- _Quoted passage_:
#####
Previous reports have demonstrated that the stress-induced depression in body weight is maintained over time, even after the exposure to stress has ceased (27, 52). Although repeated stress (3 daily episodes) was reported to reduce food intake during and subsequent to the last day of stress exposure, one episode only of the stressor depressed food consumption on the day of stress. When the three daily episodes of restraint were applied to young (3-wk-old) rats, reductions in food intake and especially body weight were not as marked or as persistent as those observed in adult rats exposed to the repeated stressor. Results from a study by Marty et al. (42) suggest that chronic, intermittent restraint and immobilization maintain their inhibitory effects on growth and food intake in adult rats over the entire 4-wk experiment.

These findings, and previous results from studies conducted in our laboratory (39), raise two interesting questions about rapidly growing mice: 1) is the energetic response altered over the course of daily exposure to restraint stress? and 2) is there recovery of energy and body weight after the stress-induced depression of growth? To address these questions, we evaluated the energetic response to repeated restraint stress and poststress recovery in young, postweanling mice.
#####
Stored material:
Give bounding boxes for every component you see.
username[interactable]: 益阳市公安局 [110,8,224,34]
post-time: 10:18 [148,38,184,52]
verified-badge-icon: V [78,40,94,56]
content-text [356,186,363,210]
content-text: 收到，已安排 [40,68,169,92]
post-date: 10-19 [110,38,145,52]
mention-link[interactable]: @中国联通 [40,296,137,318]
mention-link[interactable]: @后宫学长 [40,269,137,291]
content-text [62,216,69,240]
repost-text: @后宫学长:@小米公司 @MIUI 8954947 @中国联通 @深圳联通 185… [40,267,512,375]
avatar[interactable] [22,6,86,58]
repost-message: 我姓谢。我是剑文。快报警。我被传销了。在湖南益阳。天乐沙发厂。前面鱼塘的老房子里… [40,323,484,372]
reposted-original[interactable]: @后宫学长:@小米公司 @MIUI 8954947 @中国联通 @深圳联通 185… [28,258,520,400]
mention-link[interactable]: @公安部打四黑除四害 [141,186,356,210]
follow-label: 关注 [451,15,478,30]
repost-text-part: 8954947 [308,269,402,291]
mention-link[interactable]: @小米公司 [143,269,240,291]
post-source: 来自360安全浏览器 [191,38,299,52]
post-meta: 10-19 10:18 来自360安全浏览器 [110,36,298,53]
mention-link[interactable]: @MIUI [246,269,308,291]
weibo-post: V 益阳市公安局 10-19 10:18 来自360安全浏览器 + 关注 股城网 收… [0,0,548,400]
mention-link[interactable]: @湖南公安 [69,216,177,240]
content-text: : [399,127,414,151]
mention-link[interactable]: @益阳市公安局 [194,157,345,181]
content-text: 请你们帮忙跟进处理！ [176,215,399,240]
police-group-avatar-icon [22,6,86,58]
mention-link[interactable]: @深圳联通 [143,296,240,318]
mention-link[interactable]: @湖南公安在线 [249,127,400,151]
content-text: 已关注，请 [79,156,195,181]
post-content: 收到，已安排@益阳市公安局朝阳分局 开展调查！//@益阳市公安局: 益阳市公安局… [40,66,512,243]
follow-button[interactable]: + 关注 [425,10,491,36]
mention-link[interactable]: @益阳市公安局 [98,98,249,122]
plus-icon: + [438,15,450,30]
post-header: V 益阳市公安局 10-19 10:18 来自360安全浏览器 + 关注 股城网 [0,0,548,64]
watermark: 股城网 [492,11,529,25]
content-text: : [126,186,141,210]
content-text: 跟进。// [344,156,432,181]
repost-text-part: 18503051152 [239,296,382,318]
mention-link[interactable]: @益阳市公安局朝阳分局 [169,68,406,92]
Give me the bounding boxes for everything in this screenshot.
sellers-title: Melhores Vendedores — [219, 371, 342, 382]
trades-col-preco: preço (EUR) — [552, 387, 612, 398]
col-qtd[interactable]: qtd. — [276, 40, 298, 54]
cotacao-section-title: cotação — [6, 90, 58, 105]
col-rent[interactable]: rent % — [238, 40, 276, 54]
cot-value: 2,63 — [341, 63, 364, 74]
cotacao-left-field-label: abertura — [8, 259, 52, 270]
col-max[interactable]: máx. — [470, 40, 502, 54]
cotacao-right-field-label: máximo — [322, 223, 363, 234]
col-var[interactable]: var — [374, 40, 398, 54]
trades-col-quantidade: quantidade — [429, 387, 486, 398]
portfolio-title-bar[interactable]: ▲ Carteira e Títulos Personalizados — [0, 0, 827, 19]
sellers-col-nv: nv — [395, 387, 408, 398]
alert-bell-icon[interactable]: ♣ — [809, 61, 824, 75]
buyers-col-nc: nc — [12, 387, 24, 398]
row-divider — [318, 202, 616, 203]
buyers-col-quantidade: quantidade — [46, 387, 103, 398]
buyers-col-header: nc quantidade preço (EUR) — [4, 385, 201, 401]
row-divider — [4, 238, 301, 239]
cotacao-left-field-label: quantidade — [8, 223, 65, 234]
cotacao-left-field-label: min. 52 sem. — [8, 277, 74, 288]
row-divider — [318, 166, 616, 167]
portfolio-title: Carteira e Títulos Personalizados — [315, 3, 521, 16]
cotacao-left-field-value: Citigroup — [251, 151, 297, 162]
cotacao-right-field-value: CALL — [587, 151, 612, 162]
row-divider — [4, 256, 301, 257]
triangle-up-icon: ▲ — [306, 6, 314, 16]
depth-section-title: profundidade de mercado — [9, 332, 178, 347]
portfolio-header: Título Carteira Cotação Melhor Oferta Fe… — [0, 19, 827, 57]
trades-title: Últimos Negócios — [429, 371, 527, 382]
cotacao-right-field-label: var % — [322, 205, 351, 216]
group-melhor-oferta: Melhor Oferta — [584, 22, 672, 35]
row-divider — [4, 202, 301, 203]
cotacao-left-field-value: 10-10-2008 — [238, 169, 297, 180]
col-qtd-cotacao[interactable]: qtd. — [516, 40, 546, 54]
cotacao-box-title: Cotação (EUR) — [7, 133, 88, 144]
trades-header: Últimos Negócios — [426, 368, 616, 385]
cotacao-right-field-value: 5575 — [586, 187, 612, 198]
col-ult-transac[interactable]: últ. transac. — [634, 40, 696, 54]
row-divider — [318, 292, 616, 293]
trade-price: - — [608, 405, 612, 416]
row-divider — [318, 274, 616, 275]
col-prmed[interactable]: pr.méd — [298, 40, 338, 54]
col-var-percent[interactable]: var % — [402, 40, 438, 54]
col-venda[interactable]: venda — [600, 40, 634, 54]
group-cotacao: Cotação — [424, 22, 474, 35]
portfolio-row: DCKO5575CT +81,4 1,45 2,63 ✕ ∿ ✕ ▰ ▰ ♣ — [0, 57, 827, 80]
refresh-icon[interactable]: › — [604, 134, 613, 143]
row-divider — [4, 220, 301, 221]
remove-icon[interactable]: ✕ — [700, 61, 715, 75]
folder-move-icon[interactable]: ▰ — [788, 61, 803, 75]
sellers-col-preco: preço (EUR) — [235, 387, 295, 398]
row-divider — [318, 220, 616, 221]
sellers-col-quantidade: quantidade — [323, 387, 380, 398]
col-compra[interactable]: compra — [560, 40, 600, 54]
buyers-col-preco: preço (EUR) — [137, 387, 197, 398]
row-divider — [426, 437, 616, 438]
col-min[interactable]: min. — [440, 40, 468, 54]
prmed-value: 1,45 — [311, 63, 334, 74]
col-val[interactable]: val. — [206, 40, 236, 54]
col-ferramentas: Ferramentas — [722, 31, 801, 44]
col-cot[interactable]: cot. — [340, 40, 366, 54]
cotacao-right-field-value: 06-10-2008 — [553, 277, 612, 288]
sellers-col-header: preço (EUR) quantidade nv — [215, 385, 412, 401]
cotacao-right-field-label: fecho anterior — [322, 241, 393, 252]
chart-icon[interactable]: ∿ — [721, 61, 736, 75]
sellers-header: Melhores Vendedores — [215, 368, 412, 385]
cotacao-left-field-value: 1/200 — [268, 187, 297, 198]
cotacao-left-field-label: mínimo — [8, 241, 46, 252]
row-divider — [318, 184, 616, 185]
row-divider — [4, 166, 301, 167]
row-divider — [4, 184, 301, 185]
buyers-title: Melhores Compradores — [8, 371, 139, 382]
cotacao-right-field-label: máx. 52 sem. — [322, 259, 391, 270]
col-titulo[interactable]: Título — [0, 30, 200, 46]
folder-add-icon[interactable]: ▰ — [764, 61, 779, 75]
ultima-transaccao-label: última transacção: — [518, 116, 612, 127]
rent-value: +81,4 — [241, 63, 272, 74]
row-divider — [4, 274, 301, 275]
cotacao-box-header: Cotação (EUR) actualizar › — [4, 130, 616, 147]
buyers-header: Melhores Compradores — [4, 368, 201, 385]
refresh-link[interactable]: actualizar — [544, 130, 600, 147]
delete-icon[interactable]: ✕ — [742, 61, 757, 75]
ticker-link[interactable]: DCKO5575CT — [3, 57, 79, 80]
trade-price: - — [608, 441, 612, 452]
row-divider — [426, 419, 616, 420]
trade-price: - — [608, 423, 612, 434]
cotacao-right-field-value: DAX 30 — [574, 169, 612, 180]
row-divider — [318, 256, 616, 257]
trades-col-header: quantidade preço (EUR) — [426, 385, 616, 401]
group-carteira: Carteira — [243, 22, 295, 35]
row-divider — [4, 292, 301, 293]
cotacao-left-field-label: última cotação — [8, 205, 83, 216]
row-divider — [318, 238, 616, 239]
#####
- _Assignment_: In the restraint stress passage, how long did the experiment in the study by Marty et al. last? This material comes from a different source than the text.

- _Exercise result_: It lasted 4 weeks.